GIVEN PROBLEM
Output exactly, and only, the stretch of lines beginning at the line with "Enumerate this screenshot's" and ending at the last line of the listing below. Drop the pictures.

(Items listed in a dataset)
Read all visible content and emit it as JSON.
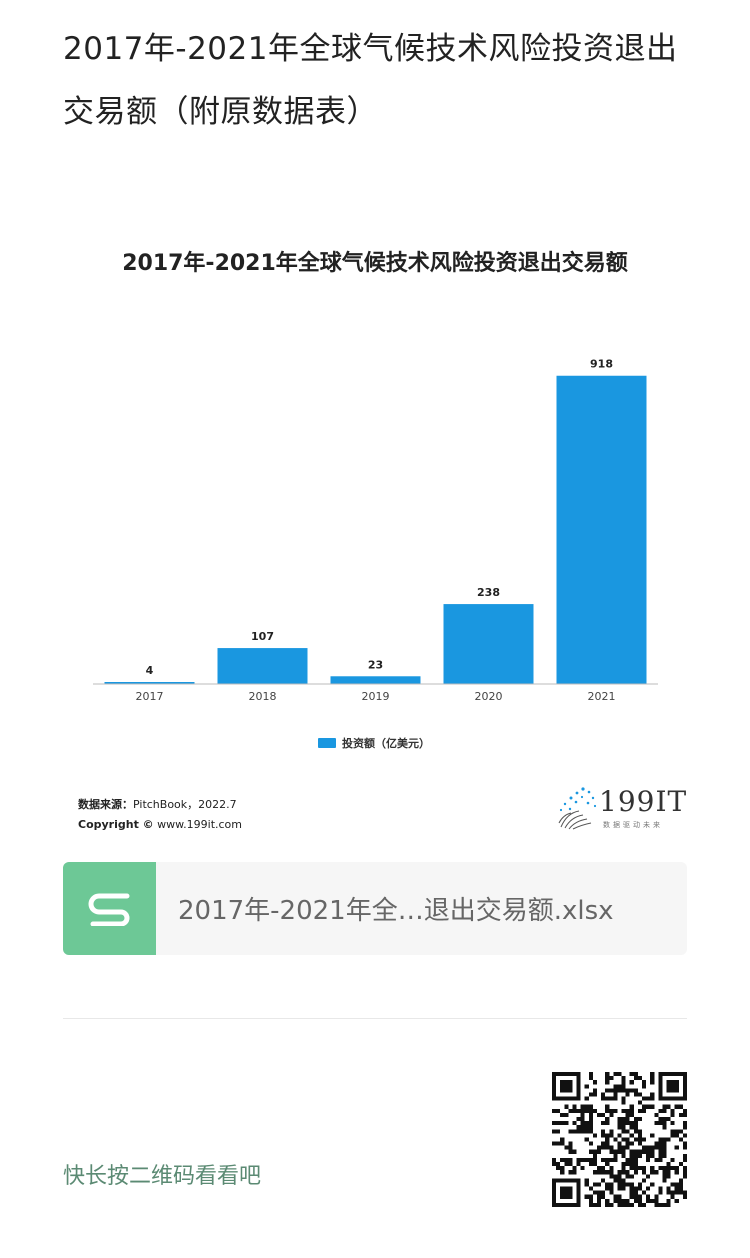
{
  "article": {
    "title": "2017年-2021年全球气候技术风险投资退出交易额（附原数据表）"
  },
  "chart_data": {
    "type": "bar",
    "title": "2017年-2021年全球气候技术风险投资退出交易额",
    "categories": [
      "2017",
      "2018",
      "2019",
      "2020",
      "2021"
    ],
    "series": [
      {
        "name": "投资额（亿美元）",
        "values": [
          4,
          107,
          23,
          238,
          918
        ]
      }
    ],
    "ylim": [
      0,
      950
    ],
    "bar_color": "#1a97e0",
    "grid": false,
    "legend_position": "bottom"
  },
  "source": {
    "label": "数据来源：",
    "text": "PitchBook，2022.7",
    "copyright_label": "Copyright ©",
    "copyright_text": " www.199it.com"
  },
  "logo": {
    "text": "199IT",
    "sub": "数据驱动未来"
  },
  "attachment": {
    "filename": "2017年-2021年全…退出交易额.xlsx",
    "icon": "spreadsheet-s-icon",
    "icon_color": "#6dc896"
  },
  "footer": {
    "qr_hint": "快长按二维码看看吧"
  }
}
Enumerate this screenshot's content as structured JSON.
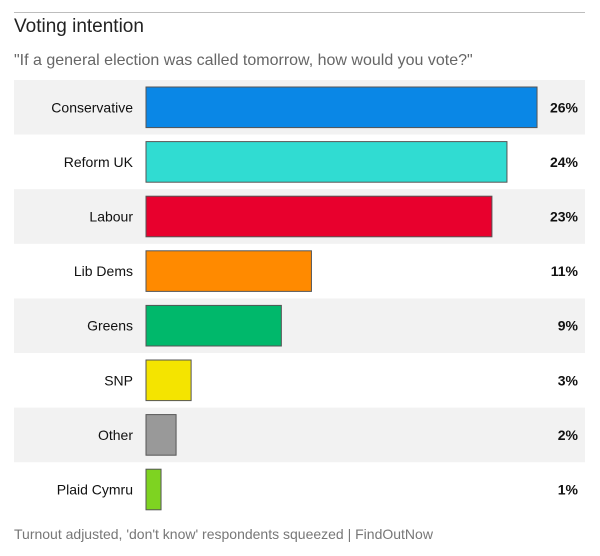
{
  "chart_data": {
    "type": "bar",
    "orientation": "horizontal",
    "title": "Voting intention",
    "subtitle": "\"If a general election was called tomorrow, how would you vote?\"",
    "categories": [
      "Conservative",
      "Reform UK",
      "Labour",
      "Lib Dems",
      "Greens",
      "SNP",
      "Other",
      "Plaid Cymru"
    ],
    "values": [
      26,
      24,
      23,
      11,
      9,
      3,
      2,
      1
    ],
    "value_labels": [
      "26%",
      "24%",
      "23%",
      "11%",
      "9%",
      "3%",
      "2%",
      "1%"
    ],
    "colors": [
      "#0a87e6",
      "#30dcd2",
      "#e8002d",
      "#ff8a00",
      "#00b86b",
      "#f4e400",
      "#999999",
      "#7ed321"
    ],
    "unit": "%",
    "grid": false,
    "row_shading": "#f2f2f2",
    "footer": "Turnout adjusted, 'don't know' respondents squeezed  | FindOutNow"
  }
}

SOLUTION TO THE EXERCISE
Enumerate this screenshot's content as structured JSON.
{
  "chart_data": {
    "type": "bar",
    "orientation": "horizontal",
    "title": "Voting intention",
    "subtitle": "\"If a general election was called tomorrow, how would you vote?\"",
    "categories": [
      "Conservative",
      "Reform UK",
      "Labour",
      "Lib Dems",
      "Greens",
      "SNP",
      "Other",
      "Plaid Cymru"
    ],
    "values": [
      26,
      24,
      23,
      11,
      9,
      3,
      2,
      1
    ],
    "value_labels": [
      "26%",
      "24%",
      "23%",
      "11%",
      "9%",
      "3%",
      "2%",
      "1%"
    ],
    "colors": [
      "#0a87e6",
      "#30dcd2",
      "#e8002d",
      "#ff8a00",
      "#00b86b",
      "#f4e400",
      "#999999",
      "#7ed321"
    ],
    "unit": "%",
    "grid": false,
    "row_shading": "#f2f2f2",
    "footer": "Turnout adjusted, 'don't know' respondents squeezed  | FindOutNow"
  }
}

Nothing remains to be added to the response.